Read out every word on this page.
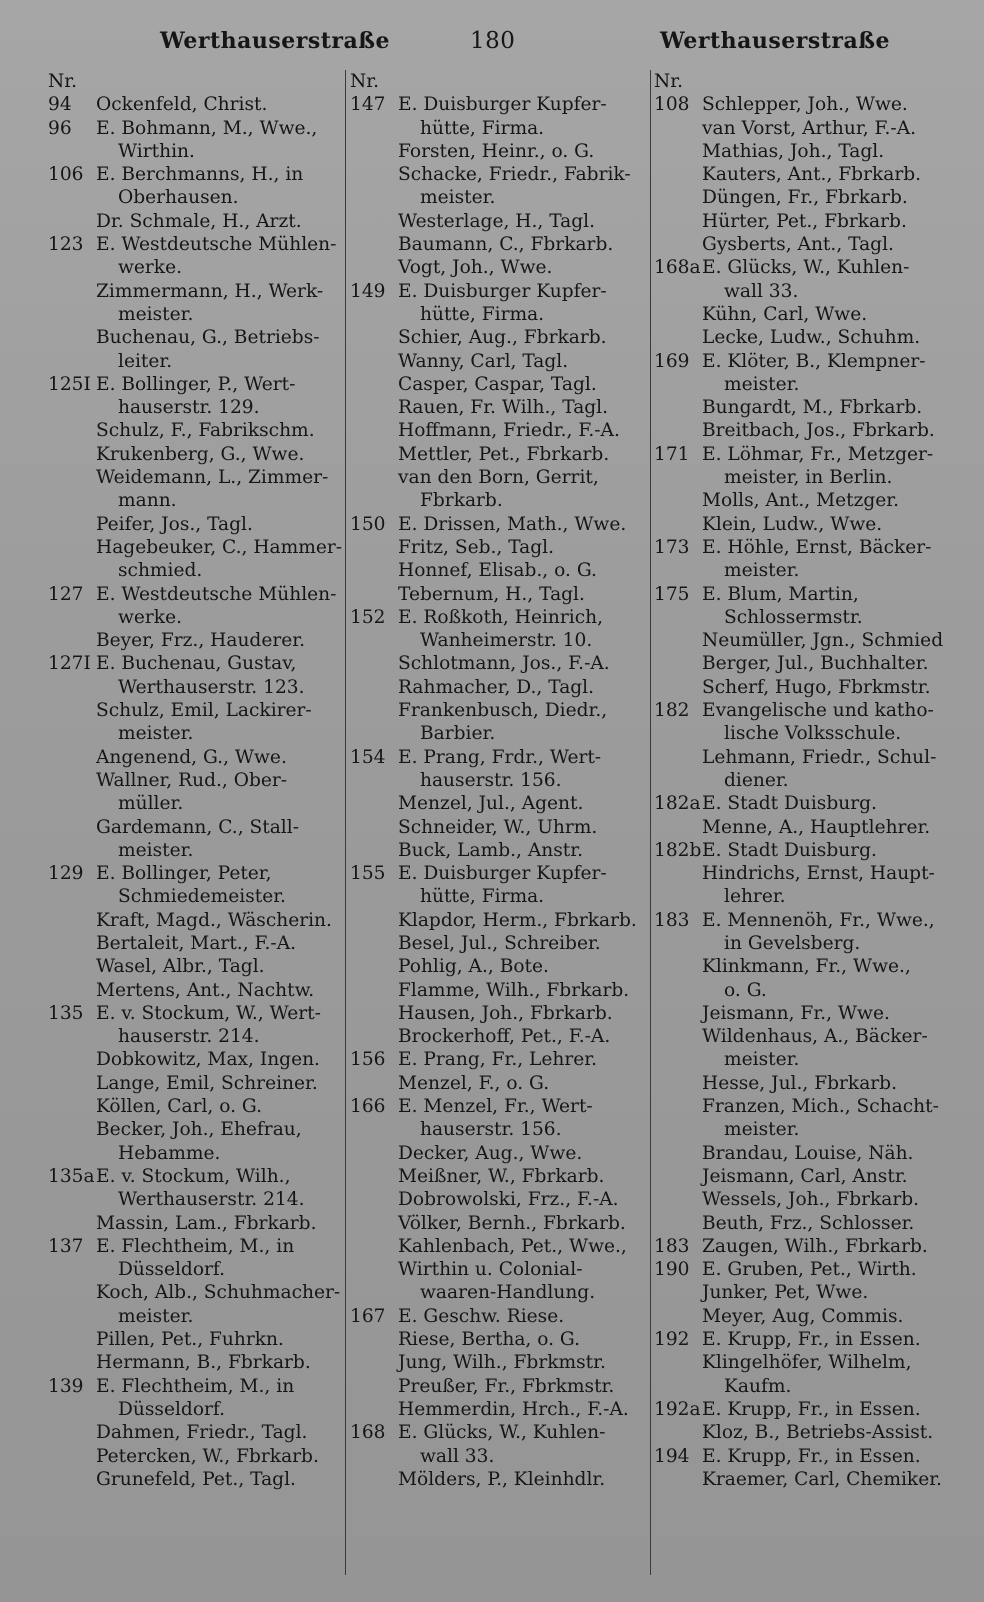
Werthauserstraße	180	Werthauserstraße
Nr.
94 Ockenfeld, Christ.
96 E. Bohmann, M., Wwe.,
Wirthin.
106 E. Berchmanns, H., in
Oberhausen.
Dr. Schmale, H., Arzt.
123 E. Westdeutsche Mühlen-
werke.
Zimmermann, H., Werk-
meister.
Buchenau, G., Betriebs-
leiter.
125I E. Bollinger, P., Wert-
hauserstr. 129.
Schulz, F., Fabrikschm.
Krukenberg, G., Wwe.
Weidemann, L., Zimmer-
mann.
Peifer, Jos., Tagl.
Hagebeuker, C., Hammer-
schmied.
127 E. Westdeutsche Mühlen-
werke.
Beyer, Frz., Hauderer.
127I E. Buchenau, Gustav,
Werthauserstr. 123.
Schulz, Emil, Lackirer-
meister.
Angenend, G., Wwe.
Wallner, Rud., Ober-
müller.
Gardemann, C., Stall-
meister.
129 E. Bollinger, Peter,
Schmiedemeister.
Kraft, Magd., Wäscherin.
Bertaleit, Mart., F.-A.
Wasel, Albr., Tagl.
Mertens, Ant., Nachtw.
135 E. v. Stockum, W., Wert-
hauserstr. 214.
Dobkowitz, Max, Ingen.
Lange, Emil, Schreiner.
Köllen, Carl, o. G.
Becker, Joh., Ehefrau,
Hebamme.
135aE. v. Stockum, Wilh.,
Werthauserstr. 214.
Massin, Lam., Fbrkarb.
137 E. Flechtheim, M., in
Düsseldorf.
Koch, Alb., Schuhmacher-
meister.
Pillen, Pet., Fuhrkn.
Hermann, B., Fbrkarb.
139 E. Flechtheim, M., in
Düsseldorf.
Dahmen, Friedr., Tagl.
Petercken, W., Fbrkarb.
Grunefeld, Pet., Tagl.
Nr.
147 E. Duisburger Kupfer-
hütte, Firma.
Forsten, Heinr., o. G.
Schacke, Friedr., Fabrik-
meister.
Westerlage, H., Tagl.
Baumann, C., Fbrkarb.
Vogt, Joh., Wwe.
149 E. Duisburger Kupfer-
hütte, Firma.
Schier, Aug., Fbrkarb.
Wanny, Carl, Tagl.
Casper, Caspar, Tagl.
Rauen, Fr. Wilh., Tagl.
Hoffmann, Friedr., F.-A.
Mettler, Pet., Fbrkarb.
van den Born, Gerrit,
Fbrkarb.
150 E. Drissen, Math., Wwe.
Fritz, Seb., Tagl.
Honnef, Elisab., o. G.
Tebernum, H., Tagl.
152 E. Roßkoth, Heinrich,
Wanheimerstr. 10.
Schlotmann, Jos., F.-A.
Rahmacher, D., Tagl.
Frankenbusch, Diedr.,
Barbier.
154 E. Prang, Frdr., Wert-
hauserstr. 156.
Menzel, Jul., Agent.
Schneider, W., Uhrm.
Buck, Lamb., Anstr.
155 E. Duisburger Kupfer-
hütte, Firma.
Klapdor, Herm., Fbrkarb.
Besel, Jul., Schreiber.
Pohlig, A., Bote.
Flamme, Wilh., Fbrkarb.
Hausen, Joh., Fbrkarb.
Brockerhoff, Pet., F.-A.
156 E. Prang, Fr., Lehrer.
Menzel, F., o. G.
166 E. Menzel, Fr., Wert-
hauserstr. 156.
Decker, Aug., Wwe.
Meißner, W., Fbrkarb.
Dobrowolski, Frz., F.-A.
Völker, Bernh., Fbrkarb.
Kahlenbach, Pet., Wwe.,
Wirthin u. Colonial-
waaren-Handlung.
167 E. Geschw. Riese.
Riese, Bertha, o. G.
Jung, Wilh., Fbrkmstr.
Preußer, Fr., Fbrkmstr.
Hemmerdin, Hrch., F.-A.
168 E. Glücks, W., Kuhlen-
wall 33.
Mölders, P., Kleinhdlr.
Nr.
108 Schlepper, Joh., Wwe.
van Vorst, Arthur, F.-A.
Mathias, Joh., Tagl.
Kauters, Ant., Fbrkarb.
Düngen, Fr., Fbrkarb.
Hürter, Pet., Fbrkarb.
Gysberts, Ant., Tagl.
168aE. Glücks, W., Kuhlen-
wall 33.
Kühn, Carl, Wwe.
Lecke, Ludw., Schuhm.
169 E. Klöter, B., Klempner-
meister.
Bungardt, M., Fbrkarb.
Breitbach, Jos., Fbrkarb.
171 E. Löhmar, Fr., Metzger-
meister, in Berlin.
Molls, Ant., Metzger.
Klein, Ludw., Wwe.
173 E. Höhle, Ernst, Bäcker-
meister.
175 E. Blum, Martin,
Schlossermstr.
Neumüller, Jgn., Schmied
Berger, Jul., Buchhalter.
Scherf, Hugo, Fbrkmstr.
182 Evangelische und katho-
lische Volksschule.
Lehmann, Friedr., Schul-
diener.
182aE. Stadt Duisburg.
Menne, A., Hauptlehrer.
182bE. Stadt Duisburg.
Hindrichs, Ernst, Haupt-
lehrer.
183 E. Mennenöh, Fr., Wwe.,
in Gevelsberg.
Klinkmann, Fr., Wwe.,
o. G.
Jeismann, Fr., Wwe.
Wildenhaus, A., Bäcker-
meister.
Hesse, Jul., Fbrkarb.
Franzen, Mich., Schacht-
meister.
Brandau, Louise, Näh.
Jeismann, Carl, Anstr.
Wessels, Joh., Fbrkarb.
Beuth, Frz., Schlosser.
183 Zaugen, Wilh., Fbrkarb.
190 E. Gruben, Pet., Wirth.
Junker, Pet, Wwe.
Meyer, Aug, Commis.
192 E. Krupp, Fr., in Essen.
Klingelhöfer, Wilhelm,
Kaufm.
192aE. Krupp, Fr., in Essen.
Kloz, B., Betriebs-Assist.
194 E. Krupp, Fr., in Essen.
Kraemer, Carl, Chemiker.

◆ ◆ ◆ ◆ ◆

Given problem =>
Every line of the listing that holds "Prang" is to be counted; give only the resulting number.

Output of the task =>
2